begin Records supplied

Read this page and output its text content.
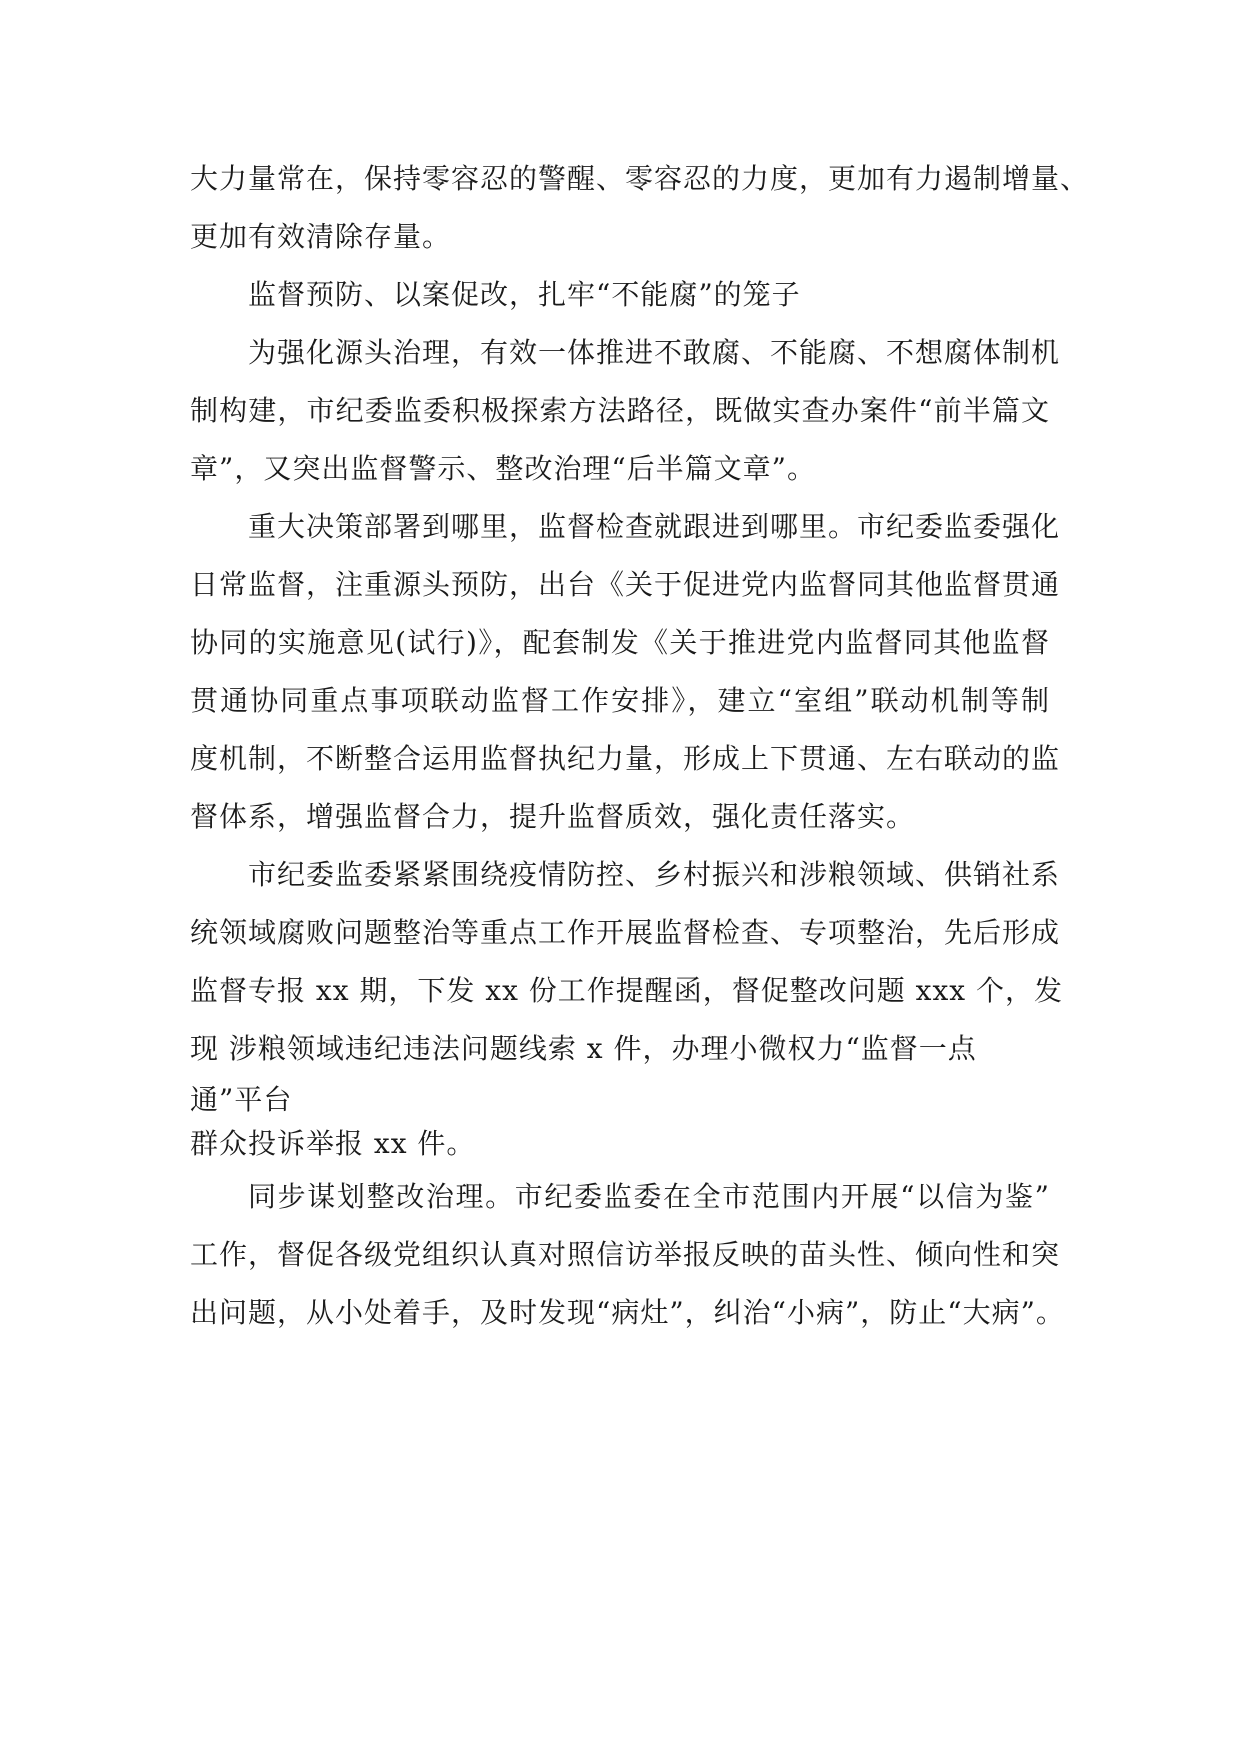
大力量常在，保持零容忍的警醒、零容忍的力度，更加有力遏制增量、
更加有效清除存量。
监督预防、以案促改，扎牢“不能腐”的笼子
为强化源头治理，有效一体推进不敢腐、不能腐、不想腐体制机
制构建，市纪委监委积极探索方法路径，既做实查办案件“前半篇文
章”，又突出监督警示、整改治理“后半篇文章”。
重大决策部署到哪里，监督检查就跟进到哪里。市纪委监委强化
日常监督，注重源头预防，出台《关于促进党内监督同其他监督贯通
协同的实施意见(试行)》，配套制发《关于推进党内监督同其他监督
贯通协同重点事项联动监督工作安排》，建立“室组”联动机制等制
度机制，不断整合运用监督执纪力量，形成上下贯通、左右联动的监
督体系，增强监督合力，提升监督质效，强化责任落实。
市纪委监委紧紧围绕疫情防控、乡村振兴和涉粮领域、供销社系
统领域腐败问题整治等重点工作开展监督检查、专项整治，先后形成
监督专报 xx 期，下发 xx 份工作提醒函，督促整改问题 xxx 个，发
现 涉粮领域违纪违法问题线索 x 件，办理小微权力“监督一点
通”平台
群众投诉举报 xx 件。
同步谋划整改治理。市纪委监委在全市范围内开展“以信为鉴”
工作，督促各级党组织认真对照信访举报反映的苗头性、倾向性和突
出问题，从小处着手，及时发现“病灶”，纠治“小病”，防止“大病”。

end Records supplied

Give all the entries again exactly, dropping each picture.

Read this page and output its text content.
大力量常在，保持零容忍的警醒、零容忍的力度，更加有力遏制增量、
更加有效清除存量。
监督预防、以案促改，扎牢“不能腐”的笼子
为强化源头治理，有效一体推进不敢腐、不能腐、不想腐体制机
制构建，市纪委监委积极探索方法路径，既做实查办案件“前半篇文
章”，又突出监督警示、整改治理“后半篇文章”。
重大决策部署到哪里，监督检查就跟进到哪里。市纪委监委强化
日常监督，注重源头预防，出台《关于促进党内监督同其他监督贯通
协同的实施意见(试行)》，配套制发《关于推进党内监督同其他监督
贯通协同重点事项联动监督工作安排》，建立“室组”联动机制等制
度机制，不断整合运用监督执纪力量，形成上下贯通、左右联动的监
督体系，增强监督合力，提升监督质效，强化责任落实。
市纪委监委紧紧围绕疫情防控、乡村振兴和涉粮领域、供销社系
统领域腐败问题整治等重点工作开展监督检查、专项整治，先后形成
监督专报 xx 期，下发 xx 份工作提醒函，督促整改问题 xxx 个，发
现 涉粮领域违纪违法问题线索 x 件，办理小微权力“监督一点
通”平台
群众投诉举报 xx 件。
同步谋划整改治理。市纪委监委在全市范围内开展“以信为鉴”
工作，督促各级党组织认真对照信访举报反映的苗头性、倾向性和突
出问题，从小处着手，及时发现“病灶”，纠治“小病”，防止“大病”。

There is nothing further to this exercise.